Records from a collection
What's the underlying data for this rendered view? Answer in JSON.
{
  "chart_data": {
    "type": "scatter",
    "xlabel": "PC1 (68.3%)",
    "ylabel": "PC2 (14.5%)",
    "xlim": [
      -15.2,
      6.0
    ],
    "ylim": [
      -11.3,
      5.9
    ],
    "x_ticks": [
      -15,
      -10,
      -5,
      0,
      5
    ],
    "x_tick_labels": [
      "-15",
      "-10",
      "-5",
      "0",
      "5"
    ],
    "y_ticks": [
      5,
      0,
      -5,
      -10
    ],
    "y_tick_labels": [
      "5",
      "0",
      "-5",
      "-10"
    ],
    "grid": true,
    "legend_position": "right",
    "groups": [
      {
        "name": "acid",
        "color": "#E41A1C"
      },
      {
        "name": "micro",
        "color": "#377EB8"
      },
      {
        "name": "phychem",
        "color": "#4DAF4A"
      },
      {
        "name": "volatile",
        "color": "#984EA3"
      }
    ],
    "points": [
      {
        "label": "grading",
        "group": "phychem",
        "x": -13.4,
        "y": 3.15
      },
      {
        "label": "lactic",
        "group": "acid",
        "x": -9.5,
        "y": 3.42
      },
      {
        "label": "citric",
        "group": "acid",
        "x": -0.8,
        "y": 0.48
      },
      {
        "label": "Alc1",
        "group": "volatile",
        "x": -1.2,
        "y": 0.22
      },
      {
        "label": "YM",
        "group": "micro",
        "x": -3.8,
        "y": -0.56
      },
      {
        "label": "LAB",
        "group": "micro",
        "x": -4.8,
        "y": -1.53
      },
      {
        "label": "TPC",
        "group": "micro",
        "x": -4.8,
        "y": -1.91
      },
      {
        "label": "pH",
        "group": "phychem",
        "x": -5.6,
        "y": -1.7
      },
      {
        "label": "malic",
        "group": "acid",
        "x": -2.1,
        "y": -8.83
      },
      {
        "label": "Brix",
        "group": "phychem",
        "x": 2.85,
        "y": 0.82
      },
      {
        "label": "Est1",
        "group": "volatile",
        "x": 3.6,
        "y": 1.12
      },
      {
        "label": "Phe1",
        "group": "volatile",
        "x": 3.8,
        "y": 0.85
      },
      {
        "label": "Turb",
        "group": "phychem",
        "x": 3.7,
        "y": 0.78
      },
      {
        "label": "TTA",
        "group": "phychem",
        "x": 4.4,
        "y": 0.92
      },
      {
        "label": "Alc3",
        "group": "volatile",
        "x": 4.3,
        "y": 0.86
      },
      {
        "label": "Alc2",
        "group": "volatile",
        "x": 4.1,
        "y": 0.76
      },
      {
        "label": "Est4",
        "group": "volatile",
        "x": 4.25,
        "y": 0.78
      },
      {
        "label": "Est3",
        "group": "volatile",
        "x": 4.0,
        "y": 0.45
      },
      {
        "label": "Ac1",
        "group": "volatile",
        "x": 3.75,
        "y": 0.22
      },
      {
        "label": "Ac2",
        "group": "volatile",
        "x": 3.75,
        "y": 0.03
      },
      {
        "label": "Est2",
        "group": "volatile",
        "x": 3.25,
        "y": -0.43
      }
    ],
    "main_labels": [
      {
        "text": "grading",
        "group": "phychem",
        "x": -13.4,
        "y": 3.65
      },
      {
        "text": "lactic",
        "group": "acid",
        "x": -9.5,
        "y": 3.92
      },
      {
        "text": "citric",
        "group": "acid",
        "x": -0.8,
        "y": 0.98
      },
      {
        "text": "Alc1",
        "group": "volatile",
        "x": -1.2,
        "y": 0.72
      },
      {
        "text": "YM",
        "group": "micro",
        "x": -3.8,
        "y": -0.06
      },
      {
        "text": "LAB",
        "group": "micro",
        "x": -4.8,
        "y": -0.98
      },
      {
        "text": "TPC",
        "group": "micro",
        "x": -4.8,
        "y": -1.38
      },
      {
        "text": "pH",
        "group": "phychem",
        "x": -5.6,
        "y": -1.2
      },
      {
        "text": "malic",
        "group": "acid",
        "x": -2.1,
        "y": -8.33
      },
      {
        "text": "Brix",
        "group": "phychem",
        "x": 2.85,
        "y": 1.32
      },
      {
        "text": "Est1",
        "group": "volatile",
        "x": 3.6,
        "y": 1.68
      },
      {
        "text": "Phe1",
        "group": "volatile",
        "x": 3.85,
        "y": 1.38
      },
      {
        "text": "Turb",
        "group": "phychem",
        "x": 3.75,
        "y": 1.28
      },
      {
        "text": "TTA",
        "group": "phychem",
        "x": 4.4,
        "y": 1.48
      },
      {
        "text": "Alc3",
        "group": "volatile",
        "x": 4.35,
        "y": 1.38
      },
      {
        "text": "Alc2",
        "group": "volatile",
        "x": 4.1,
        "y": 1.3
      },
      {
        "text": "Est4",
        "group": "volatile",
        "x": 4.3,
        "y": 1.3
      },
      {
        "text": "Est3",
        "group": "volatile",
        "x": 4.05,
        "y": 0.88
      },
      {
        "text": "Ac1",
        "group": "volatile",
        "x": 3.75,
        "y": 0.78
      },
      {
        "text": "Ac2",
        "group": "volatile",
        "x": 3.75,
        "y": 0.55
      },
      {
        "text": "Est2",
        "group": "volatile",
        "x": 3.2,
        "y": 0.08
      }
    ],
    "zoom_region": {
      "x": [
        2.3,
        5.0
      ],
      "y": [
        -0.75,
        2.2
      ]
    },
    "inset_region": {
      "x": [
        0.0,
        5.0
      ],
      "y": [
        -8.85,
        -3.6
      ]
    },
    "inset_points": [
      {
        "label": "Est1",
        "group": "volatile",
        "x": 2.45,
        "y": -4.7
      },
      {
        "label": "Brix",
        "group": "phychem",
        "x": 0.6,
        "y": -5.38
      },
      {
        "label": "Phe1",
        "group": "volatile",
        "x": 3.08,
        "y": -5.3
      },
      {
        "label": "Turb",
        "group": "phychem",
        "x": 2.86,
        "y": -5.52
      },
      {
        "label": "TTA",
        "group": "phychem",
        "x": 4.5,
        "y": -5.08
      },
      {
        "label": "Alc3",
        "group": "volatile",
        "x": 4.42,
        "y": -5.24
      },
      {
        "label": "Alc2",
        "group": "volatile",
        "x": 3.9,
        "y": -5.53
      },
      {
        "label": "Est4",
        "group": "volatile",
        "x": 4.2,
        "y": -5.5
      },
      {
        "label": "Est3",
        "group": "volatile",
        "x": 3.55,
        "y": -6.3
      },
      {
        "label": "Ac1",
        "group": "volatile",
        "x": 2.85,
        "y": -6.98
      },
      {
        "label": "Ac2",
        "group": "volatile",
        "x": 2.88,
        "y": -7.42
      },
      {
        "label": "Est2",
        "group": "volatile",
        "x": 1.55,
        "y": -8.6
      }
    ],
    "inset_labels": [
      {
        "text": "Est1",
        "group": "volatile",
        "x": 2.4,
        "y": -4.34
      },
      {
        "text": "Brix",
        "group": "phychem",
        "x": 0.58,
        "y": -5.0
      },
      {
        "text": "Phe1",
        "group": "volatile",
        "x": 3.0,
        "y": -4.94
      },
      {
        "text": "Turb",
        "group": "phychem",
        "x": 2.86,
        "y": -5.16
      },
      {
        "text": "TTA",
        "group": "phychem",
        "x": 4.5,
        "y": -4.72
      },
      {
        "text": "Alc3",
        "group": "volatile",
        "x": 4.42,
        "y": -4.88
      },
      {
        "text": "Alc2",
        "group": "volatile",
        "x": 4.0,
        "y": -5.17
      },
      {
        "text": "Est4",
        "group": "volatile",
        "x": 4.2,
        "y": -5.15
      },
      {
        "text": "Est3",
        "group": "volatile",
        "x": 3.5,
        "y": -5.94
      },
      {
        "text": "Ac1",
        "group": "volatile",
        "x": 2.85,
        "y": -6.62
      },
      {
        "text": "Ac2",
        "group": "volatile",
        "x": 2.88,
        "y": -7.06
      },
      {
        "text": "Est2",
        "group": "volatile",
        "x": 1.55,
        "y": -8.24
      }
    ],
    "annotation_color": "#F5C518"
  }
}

● What you are asked to do:
Identify the lines that contain the string "name", and copy every one of them.

● Expected output:
        "name": "acid",
        "name": "micro",
        "name": "phychem",
        "name": "volatile",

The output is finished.